▸ **WORK ORDER**
An exact, complete copy of the entries is needed, with the pictures left out.

▸ **Stored records**

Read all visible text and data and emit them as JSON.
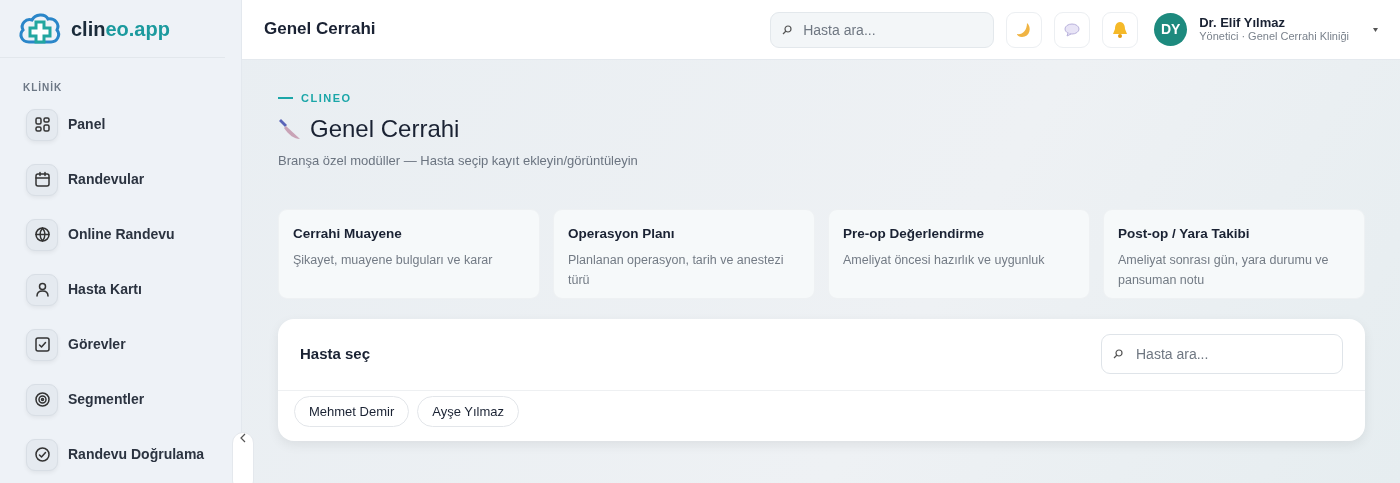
{
  "brand": {
    "name_start": "clin",
    "name_accent": "eo",
    "name_end": ".app"
  },
  "sidebar": {
    "section": "KLİNİK",
    "items": [
      {
        "label": "Panel",
        "kind": "grid"
      },
      {
        "label": "Randevular",
        "kind": "calendar"
      },
      {
        "label": "Online Randevu",
        "kind": "globe"
      },
      {
        "label": "Hasta Kartı",
        "kind": "person"
      },
      {
        "label": "Görevler",
        "kind": "check"
      },
      {
        "label": "Segmentler",
        "kind": "target"
      },
      {
        "label": "Randevu Doğrulama",
        "kind": "circlecheck"
      }
    ]
  },
  "header": {
    "title": "Genel Cerrahi",
    "search": {
      "placeholder": "Hasta ara..."
    },
    "user": {
      "initials": "DY",
      "name": "Dr. Elif Yılmaz",
      "role": "Yönetici · Genel Cerrahi Kliniği"
    }
  },
  "page": {
    "eyebrow": "CLINEO",
    "title": "Genel Cerrahi",
    "subtitle": "Branşa özel modüller — Hasta seçip kayıt ekleyin/görüntüleyin"
  },
  "modules": [
    {
      "title": "Cerrahi Muayene",
      "description": "Şikayet, muayene bulguları ve karar"
    },
    {
      "title": "Operasyon Planı",
      "description": "Planlanan operasyon, tarih ve anestezi türü"
    },
    {
      "title": "Pre-op Değerlendirme",
      "description": "Ameliyat öncesi hazırlık ve uygunluk"
    },
    {
      "title": "Post-op / Yara Takibi",
      "description": "Ameliyat sonrası gün, yara durumu ve pansuman notu"
    }
  ],
  "patient_picker": {
    "title": "Hasta seç",
    "search": {
      "placeholder": "Hasta ara..."
    },
    "patients": [
      "Mehmet Demir",
      "Ayşe Yılmaz"
    ]
  }
}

▸ **TASK RESULT**
Read all visible text and data and emit them as JSON.
{
  "brand": {
    "name_start": "clin",
    "name_accent": "eo",
    "name_end": ".app"
  },
  "sidebar": {
    "section": "KLİNİK",
    "items": [
      {
        "label": "Panel",
        "kind": "grid"
      },
      {
        "label": "Randevular",
        "kind": "calendar"
      },
      {
        "label": "Online Randevu",
        "kind": "globe"
      },
      {
        "label": "Hasta Kartı",
        "kind": "person"
      },
      {
        "label": "Görevler",
        "kind": "check"
      },
      {
        "label": "Segmentler",
        "kind": "target"
      },
      {
        "label": "Randevu Doğrulama",
        "kind": "circlecheck"
      }
    ]
  },
  "header": {
    "title": "Genel Cerrahi",
    "search": {
      "placeholder": "Hasta ara..."
    },
    "user": {
      "initials": "DY",
      "name": "Dr. Elif Yılmaz",
      "role": "Yönetici · Genel Cerrahi Kliniği"
    }
  },
  "page": {
    "eyebrow": "CLINEO",
    "title": "Genel Cerrahi",
    "subtitle": "Branşa özel modüller — Hasta seçip kayıt ekleyin/görüntüleyin"
  },
  "modules": [
    {
      "title": "Cerrahi Muayene",
      "description": "Şikayet, muayene bulguları ve karar"
    },
    {
      "title": "Operasyon Planı",
      "description": "Planlanan operasyon, tarih ve anestezi türü"
    },
    {
      "title": "Pre-op Değerlendirme",
      "description": "Ameliyat öncesi hazırlık ve uygunluk"
    },
    {
      "title": "Post-op / Yara Takibi",
      "description": "Ameliyat sonrası gün, yara durumu ve pansuman notu"
    }
  ],
  "patient_picker": {
    "title": "Hasta seç",
    "search": {
      "placeholder": "Hasta ara..."
    },
    "patients": [
      "Mehmet Demir",
      "Ayşe Yılmaz"
    ]
  }
}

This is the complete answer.